== EXERCISE DATA ==

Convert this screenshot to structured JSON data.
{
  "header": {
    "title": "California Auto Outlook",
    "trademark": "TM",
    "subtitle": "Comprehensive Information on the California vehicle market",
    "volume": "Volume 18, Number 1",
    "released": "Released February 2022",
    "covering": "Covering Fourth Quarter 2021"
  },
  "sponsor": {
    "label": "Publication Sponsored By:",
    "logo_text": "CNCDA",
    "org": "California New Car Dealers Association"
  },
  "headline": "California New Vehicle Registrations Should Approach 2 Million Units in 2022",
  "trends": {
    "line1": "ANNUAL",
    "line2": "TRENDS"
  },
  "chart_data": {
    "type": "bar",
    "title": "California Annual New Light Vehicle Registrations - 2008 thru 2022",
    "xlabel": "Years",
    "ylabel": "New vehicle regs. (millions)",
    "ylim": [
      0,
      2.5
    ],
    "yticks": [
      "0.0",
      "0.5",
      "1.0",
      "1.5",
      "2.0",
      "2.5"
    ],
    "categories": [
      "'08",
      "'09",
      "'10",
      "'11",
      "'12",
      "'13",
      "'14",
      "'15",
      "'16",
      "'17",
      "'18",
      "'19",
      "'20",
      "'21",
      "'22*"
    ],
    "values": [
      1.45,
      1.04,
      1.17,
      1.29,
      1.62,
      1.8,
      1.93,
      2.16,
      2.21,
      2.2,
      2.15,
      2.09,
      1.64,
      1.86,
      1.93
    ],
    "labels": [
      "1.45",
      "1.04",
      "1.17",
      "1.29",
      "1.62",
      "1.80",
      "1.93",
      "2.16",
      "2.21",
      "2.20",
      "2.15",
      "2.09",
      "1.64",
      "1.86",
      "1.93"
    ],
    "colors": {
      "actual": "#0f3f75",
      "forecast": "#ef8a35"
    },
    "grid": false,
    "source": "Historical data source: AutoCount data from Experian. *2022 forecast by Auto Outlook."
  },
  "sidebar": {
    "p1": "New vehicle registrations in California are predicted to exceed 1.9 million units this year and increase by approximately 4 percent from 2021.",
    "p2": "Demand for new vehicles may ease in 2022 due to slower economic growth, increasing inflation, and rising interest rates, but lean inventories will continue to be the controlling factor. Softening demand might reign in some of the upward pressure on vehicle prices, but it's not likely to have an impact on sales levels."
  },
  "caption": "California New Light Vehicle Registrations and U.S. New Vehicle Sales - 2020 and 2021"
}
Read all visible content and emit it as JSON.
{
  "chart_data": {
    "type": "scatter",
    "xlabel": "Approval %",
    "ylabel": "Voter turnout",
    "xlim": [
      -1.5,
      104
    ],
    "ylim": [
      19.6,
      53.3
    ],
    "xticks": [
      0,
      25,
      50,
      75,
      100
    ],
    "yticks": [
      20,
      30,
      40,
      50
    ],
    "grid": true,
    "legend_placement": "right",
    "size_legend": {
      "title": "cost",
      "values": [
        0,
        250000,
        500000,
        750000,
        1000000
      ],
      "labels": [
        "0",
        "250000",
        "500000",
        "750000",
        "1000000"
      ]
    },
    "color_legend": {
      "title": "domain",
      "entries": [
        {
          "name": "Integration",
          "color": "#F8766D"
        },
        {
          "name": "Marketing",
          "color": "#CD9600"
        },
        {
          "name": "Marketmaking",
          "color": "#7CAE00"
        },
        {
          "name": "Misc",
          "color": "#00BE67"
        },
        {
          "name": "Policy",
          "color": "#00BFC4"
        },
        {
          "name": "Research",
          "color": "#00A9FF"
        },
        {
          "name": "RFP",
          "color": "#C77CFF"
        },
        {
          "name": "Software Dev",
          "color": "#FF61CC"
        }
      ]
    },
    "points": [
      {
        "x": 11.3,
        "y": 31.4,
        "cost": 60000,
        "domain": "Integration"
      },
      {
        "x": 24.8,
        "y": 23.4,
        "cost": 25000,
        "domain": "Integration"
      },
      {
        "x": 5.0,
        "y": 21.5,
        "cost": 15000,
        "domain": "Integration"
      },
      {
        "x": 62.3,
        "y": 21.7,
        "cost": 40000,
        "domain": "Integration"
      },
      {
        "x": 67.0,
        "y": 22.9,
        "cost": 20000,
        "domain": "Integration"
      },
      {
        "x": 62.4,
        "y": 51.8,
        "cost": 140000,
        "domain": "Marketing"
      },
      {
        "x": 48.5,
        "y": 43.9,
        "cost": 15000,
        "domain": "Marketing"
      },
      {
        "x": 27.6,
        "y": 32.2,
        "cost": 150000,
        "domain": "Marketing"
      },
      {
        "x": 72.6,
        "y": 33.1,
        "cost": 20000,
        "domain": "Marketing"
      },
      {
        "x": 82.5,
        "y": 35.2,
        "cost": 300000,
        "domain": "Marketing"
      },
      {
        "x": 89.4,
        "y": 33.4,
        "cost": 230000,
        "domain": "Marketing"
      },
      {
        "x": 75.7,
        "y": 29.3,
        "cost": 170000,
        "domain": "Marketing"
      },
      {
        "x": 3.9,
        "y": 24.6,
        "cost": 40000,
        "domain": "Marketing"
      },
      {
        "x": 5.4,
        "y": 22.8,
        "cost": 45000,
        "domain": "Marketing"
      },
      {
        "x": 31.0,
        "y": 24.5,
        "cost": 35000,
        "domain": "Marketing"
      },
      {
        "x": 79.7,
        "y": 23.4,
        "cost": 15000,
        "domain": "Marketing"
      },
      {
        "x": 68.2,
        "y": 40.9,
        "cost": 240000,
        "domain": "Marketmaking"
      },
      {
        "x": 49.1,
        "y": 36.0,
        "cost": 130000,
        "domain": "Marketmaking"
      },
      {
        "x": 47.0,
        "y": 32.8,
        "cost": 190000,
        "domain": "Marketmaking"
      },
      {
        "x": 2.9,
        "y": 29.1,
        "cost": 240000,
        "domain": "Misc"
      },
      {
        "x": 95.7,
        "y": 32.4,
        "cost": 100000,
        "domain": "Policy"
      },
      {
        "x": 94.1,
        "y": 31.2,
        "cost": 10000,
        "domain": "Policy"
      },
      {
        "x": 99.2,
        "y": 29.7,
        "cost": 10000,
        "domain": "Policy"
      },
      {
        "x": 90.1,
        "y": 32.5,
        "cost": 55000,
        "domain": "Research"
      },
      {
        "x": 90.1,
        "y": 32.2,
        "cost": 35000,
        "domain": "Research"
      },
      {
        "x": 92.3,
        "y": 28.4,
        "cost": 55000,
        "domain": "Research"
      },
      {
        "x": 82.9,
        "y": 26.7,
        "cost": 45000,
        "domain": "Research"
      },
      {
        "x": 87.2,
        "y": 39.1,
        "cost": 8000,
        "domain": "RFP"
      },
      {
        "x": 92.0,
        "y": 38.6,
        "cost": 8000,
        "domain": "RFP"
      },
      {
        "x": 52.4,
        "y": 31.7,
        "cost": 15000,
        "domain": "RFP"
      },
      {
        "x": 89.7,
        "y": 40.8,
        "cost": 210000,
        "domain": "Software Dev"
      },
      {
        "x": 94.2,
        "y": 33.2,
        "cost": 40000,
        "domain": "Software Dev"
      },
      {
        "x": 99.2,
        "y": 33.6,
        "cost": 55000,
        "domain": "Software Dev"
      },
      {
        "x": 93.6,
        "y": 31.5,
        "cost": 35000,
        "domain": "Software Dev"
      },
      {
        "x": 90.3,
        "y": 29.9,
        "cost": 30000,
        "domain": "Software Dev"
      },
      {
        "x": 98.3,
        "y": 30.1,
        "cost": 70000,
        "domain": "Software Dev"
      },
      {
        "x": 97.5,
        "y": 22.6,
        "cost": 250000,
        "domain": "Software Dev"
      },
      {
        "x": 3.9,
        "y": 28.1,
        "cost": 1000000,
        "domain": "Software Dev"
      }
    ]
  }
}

== WHAT IS BEING ASKED ==
For the data above, state only how many lines include the word "forecast".

== SOLVED EXERCISE ==
2